Stated goal ▸ Repeat the entries below exactly as they appear, with no pictures.

Supplied information ▸
──────────────────────────────

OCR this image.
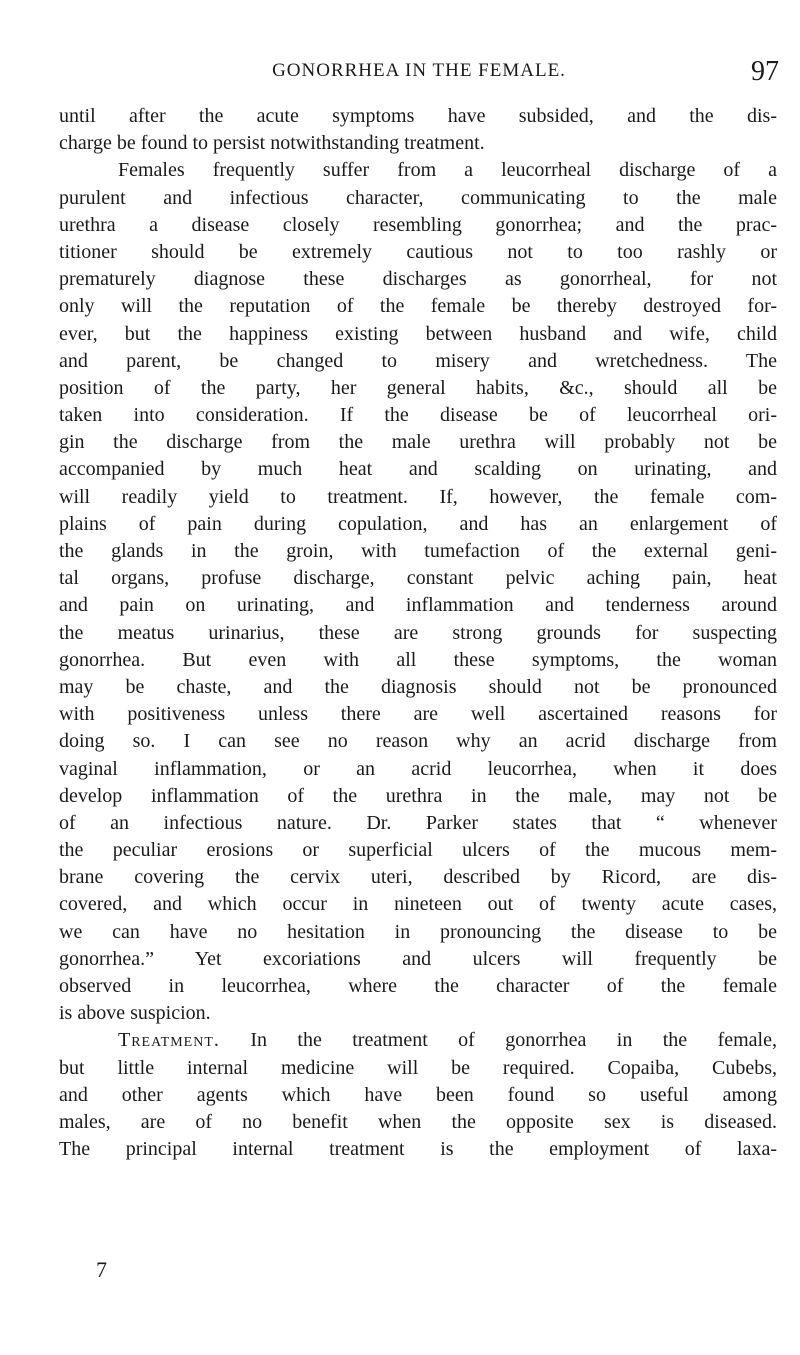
GONORRHEA IN THE FEMALE.	97
until after the acute symptoms have subsided, and the dis-
charge be found to persist notwithstanding treatment.
Females frequently suffer from a leucorrheal discharge of a
purulent and infectious character, communicating to the male
urethra a disease closely resembling gonorrhea; and the prac-
titioner should be extremely cautious not to too rashly or
prematurely diagnose these discharges as gonorrheal, for not
only will the reputation of the female be thereby destroyed for-
ever, but the happiness existing between husband and wife, child
and parent, be changed to misery and wretchedness. The
position of the party, her general habits, &c., should all be
taken into consideration. If the disease be of leucorrheal ori-
gin the discharge from the male urethra will probably not be
accompanied by much heat and scalding on urinating, and
will readily yield to treatment. If, however, the female com-
plains of pain during copulation, and has an enlargement of
the glands in the groin, with tumefaction of the external geni-
tal organs, profuse discharge, constant pelvic aching pain, heat
and pain on urinating, and inflammation and tenderness around
the meatus urinarius, these are strong grounds for suspecting
gonorrhea. But even with all these symptoms, the woman
may be chaste, and the diagnosis should not be pronounced
with positiveness unless there are well ascertained reasons for
doing so. I can see no reason why an acrid discharge from
vaginal inflammation, or an acrid leucorrhea, when it does
develop inflammation of the urethra in the male, may not be
of an infectious nature. Dr. Parker states that “ whenever
the peculiar erosions or superficial ulcers of the mucous mem-
brane covering the cervix uteri, described by Ricord, are dis-
covered, and which occur in nineteen out of twenty acute cases,
we can have no hesitation in pronouncing the disease to be
gonorrhea.” Yet excoriations and ulcers will frequently be
observed in leucorrhea, where the character of the female
is above suspicion.
Treatment. In the treatment of gonorrhea in the female,
but little internal medicine will be required. Copaiba, Cubebs,
and other agents which have been found so useful among
males, are of no benefit when the opposite sex is diseased.
The principal internal treatment is the employment of laxa-
7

──────────────────────────────

Task response ▸
OCR this image.
GONORRHEA IN THE FEMALE.	97
until after the acute symptoms have subsided, and the dis-
charge be found to persist notwithstanding treatment.
Females frequently suffer from a leucorrheal discharge of a
purulent and infectious character, communicating to the male
urethra a disease closely resembling gonorrhea; and the prac-
titioner should be extremely cautious not to too rashly or
prematurely diagnose these discharges as gonorrheal, for not
only will the reputation of the female be thereby destroyed for-
ever, but the happiness existing between husband and wife, child
and parent, be changed to misery and wretchedness. The
position of the party, her general habits, &c., should all be
taken into consideration. If the disease be of leucorrheal ori-
gin the discharge from the male urethra will probably not be
accompanied by much heat and scalding on urinating, and
will readily yield to treatment. If, however, the female com-
plains of pain during copulation, and has an enlargement of
the glands in the groin, with tumefaction of the external geni-
tal organs, profuse discharge, constant pelvic aching pain, heat
and pain on urinating, and inflammation and tenderness around
the meatus urinarius, these are strong grounds for suspecting
gonorrhea. But even with all these symptoms, the woman
may be chaste, and the diagnosis should not be pronounced
with positiveness unless there are well ascertained reasons for
doing so. I can see no reason why an acrid discharge from
vaginal inflammation, or an acrid leucorrhea, when it does
develop inflammation of the urethra in the male, may not be
of an infectious nature. Dr. Parker states that “ whenever
the peculiar erosions or superficial ulcers of the mucous mem-
brane covering the cervix uteri, described by Ricord, are dis-
covered, and which occur in nineteen out of twenty acute cases,
we can have no hesitation in pronouncing the disease to be
gonorrhea.” Yet excoriations and ulcers will frequently be
observed in leucorrhea, where the character of the female
is above suspicion.
Treatment. In the treatment of gonorrhea in the female,
but little internal medicine will be required. Copaiba, Cubebs,
and other agents which have been found so useful among
males, are of no benefit when the opposite sex is diseased.
The principal internal treatment is the employment of laxa-
7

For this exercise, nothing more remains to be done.